ENTRIES SHOWN →
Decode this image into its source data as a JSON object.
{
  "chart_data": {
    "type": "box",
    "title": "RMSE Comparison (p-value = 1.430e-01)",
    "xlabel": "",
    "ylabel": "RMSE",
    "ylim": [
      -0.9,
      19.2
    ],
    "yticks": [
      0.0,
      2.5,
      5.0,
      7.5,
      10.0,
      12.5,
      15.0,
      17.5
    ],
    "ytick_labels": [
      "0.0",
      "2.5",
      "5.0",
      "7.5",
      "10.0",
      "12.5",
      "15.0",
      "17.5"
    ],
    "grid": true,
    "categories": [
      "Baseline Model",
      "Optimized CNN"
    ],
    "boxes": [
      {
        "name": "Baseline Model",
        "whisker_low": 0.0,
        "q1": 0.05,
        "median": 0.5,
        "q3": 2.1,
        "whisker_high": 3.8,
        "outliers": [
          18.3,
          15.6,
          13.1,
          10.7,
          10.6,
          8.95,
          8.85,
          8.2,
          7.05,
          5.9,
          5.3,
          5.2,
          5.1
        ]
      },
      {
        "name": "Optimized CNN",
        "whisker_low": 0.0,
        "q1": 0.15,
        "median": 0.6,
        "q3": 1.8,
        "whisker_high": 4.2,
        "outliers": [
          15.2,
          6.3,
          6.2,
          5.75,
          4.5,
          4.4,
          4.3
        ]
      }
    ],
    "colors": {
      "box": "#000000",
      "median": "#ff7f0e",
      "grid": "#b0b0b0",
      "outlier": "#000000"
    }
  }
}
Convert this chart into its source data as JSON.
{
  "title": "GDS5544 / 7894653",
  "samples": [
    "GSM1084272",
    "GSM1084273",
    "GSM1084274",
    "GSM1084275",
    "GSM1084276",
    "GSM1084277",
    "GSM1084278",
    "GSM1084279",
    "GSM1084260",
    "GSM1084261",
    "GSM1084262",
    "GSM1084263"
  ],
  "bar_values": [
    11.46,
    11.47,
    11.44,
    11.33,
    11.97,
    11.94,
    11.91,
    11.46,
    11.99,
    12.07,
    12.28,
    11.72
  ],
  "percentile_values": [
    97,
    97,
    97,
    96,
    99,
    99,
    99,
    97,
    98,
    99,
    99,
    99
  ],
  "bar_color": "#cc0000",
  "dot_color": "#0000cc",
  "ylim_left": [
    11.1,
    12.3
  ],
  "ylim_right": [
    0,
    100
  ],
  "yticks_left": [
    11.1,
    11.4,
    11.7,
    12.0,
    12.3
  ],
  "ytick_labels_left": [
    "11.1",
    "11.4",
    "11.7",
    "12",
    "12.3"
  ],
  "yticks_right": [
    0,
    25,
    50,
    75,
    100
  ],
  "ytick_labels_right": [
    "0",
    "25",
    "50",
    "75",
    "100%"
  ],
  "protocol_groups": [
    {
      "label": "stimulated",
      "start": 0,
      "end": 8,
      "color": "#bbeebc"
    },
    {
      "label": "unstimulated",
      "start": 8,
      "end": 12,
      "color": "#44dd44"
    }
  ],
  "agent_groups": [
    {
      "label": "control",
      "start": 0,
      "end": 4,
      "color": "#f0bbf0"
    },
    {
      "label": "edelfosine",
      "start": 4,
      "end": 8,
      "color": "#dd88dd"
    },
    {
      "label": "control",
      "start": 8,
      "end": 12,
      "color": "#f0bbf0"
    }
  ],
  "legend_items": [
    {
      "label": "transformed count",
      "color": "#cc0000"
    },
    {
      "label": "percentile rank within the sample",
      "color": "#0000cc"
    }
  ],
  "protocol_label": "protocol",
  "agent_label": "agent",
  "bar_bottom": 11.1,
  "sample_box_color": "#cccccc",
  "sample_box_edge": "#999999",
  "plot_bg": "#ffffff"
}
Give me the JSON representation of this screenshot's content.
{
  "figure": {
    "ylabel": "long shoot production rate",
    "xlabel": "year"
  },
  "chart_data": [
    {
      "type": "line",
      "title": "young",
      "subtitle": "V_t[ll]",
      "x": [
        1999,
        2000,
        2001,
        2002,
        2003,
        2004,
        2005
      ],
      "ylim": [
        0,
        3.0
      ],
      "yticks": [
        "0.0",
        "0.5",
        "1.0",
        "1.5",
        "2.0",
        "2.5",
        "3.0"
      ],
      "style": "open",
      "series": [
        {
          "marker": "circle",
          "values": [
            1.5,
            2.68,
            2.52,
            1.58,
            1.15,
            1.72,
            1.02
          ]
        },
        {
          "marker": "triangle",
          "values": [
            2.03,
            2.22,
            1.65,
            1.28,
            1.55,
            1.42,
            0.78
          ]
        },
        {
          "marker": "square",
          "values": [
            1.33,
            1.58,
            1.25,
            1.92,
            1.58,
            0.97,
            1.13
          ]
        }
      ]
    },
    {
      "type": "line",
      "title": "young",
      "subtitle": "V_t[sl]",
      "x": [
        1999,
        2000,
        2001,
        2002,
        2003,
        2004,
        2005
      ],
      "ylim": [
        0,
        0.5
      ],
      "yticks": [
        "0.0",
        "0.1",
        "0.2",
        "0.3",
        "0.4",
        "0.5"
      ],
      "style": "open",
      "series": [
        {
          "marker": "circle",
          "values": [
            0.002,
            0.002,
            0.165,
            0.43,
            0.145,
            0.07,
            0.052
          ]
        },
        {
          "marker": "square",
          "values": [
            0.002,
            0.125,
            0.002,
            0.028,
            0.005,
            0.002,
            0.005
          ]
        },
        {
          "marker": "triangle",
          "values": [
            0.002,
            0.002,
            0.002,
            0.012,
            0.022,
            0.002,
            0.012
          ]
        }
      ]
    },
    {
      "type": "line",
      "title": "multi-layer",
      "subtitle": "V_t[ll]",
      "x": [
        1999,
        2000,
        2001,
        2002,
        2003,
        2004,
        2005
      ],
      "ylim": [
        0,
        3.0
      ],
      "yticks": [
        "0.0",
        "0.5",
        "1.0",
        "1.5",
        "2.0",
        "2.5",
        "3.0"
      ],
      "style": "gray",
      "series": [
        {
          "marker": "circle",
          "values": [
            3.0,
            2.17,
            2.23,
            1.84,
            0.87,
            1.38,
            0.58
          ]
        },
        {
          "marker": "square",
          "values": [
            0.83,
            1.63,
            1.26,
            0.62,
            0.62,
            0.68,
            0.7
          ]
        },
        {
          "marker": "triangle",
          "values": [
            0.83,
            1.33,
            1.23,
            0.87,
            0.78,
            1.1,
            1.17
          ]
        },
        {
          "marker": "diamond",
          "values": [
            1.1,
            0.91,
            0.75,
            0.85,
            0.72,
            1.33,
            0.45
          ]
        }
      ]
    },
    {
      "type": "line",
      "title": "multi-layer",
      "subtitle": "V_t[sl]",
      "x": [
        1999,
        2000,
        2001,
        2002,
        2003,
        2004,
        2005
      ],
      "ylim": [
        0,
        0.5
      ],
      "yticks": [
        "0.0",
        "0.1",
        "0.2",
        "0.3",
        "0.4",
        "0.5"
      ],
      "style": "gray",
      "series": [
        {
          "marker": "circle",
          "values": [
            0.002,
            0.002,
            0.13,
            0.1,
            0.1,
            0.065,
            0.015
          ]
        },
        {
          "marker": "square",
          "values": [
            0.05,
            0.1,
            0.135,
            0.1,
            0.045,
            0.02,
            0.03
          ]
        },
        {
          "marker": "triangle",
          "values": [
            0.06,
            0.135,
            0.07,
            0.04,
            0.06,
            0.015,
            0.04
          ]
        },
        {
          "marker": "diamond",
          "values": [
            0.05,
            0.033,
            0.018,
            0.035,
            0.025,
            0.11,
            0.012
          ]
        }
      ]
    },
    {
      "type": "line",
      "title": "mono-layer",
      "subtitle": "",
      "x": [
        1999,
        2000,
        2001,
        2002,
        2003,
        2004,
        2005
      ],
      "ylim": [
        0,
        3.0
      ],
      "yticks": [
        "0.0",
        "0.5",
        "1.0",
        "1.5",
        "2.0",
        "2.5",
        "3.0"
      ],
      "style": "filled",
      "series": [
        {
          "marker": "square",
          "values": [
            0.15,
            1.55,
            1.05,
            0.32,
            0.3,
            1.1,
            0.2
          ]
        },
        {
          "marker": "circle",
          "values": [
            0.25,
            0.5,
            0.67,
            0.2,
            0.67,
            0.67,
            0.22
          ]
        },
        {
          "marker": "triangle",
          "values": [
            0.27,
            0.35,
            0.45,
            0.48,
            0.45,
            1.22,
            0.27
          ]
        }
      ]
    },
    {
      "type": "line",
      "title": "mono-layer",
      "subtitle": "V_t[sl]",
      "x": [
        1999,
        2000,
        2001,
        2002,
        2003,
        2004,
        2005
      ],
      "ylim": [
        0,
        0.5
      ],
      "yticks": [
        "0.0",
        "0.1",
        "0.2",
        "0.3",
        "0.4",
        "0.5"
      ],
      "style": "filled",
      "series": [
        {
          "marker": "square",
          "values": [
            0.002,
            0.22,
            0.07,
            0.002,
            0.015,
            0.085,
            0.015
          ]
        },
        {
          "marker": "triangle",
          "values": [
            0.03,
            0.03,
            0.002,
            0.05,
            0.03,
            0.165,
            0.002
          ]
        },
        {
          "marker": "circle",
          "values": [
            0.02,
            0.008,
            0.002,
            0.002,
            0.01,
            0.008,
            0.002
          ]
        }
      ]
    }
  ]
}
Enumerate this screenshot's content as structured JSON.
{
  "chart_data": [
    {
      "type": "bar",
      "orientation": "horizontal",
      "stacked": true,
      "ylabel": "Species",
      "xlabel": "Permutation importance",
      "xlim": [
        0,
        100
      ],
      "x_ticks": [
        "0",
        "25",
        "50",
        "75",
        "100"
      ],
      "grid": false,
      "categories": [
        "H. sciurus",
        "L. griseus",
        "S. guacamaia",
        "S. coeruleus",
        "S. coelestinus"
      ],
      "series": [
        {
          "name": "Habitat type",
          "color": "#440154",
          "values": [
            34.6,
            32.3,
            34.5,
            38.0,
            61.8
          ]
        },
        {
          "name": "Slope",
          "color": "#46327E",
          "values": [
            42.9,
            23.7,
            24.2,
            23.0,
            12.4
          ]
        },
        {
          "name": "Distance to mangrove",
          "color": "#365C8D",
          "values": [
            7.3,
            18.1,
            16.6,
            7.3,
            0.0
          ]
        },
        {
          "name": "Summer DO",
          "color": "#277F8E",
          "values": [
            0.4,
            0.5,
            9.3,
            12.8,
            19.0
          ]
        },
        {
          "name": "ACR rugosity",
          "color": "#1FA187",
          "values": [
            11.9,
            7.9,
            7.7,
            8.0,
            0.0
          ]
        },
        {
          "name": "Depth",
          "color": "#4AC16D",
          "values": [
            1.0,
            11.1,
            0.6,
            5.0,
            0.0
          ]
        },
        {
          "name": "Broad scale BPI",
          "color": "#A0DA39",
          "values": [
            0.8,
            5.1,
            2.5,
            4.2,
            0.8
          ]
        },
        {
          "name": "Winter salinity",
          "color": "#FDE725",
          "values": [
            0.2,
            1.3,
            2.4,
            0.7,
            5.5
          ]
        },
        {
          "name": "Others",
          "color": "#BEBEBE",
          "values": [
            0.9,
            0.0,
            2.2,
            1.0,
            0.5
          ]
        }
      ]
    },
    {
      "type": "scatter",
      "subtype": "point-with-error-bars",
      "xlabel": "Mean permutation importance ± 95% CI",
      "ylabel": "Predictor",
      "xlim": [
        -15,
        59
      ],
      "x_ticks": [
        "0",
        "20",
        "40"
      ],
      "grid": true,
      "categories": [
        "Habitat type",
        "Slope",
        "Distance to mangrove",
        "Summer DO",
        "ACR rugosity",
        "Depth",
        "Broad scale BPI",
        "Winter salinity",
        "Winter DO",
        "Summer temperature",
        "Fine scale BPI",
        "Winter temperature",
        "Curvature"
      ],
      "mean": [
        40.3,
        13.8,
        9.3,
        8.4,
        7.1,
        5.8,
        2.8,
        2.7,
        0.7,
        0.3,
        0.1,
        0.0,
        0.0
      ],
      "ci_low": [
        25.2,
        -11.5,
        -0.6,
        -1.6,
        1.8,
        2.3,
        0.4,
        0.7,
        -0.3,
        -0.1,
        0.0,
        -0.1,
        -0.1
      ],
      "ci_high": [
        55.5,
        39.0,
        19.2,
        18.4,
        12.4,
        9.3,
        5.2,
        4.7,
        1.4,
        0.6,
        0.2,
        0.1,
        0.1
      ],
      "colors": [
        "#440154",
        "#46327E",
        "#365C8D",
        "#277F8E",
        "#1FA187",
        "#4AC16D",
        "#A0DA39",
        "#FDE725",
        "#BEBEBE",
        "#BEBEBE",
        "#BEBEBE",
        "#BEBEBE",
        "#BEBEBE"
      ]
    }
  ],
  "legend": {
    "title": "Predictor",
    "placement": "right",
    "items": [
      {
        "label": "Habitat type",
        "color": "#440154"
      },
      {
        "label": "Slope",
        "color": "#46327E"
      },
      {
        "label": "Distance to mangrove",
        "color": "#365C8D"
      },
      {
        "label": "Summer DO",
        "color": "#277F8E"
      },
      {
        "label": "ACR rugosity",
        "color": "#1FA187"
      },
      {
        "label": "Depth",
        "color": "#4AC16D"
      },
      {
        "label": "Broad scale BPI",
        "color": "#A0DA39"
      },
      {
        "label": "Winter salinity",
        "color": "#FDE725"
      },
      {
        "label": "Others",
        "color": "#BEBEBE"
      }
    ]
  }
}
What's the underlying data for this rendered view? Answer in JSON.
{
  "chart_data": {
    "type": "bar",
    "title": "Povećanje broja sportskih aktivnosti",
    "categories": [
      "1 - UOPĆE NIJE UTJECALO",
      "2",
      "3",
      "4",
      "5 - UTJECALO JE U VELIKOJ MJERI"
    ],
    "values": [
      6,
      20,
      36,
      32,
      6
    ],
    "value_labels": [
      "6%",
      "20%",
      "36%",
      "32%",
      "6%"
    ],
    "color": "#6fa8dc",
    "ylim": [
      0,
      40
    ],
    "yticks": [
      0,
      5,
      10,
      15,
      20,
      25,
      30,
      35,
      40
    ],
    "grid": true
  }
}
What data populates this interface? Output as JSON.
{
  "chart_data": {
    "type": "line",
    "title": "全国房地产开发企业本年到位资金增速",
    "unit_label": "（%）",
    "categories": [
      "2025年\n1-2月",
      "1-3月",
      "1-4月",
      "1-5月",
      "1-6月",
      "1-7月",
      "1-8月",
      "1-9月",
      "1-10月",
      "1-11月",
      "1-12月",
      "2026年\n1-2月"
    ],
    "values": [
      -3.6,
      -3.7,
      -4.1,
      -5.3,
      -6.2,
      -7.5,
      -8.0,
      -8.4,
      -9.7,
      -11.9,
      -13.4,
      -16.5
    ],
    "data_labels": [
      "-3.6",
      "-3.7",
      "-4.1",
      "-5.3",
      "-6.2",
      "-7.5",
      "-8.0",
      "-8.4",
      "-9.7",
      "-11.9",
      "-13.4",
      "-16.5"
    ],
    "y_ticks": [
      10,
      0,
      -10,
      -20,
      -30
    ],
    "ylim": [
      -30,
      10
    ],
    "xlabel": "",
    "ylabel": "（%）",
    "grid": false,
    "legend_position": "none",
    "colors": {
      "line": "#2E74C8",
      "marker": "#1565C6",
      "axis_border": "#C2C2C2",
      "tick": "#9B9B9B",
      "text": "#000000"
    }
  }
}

TASK TO CARRY OUT →
Search the data above for the word "true", then gather each line in which it appears.

RESPONSE BELOW →
    "grid": true,
      "stacked": true,
      "grid": true,
    "grid": true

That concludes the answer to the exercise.